-- Begin Material to process --

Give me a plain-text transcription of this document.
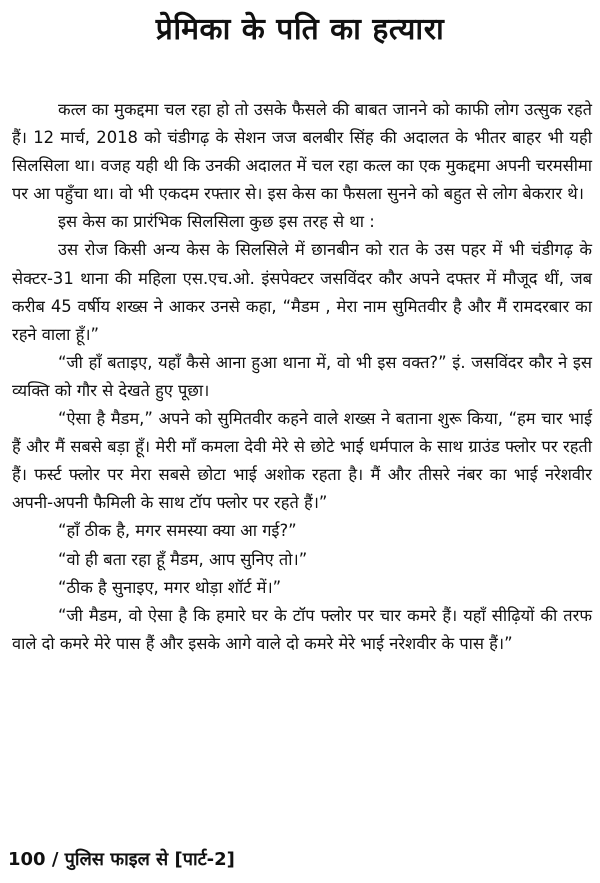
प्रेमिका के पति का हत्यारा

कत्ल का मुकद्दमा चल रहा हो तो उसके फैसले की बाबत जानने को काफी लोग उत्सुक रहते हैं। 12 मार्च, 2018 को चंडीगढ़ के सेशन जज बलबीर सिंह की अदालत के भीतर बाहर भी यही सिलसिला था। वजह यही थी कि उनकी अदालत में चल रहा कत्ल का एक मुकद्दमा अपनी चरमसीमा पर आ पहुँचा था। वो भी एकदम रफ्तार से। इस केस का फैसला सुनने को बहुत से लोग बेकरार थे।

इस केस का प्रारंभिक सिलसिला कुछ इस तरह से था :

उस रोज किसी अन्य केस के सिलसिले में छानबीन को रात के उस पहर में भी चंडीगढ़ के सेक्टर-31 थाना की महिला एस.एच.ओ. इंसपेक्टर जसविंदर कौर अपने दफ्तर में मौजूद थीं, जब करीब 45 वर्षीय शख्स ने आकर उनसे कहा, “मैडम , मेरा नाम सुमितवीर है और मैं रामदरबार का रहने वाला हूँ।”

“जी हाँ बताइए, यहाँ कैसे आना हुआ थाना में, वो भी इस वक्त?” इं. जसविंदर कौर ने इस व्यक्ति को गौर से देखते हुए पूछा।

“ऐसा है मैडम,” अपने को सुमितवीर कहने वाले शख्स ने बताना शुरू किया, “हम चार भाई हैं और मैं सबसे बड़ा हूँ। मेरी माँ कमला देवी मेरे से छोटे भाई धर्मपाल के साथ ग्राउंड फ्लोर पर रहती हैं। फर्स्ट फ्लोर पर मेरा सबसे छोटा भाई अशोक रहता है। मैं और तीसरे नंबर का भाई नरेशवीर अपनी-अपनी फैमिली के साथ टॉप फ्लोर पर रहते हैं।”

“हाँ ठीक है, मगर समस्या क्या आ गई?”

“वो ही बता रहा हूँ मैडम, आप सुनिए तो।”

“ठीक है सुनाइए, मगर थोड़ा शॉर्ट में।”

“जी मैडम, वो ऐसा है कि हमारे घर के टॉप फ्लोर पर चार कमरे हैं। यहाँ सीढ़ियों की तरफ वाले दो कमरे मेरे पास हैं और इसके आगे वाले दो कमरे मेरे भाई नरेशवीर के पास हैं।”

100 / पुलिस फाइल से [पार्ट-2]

-- End Material to process --
-- Begin Material to process --

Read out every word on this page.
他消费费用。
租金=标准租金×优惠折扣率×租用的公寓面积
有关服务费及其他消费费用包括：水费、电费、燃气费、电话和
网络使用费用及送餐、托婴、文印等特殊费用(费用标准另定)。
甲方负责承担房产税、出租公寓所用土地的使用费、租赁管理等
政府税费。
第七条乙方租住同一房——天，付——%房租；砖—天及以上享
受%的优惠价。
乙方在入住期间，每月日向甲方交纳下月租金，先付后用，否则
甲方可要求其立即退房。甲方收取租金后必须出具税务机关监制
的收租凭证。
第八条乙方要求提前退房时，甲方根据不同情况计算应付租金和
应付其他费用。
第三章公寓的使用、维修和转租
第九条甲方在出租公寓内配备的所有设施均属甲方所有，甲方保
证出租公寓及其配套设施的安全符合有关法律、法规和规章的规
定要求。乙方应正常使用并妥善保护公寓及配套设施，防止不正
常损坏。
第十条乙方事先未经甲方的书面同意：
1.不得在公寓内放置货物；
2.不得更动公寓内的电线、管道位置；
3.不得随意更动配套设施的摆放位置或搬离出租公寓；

-- End Material to process --

Written exercise
Copy each line of the records containing the string "this".

Output of the task
Give me a plain-text transcription of this document.
Read out every word on this page.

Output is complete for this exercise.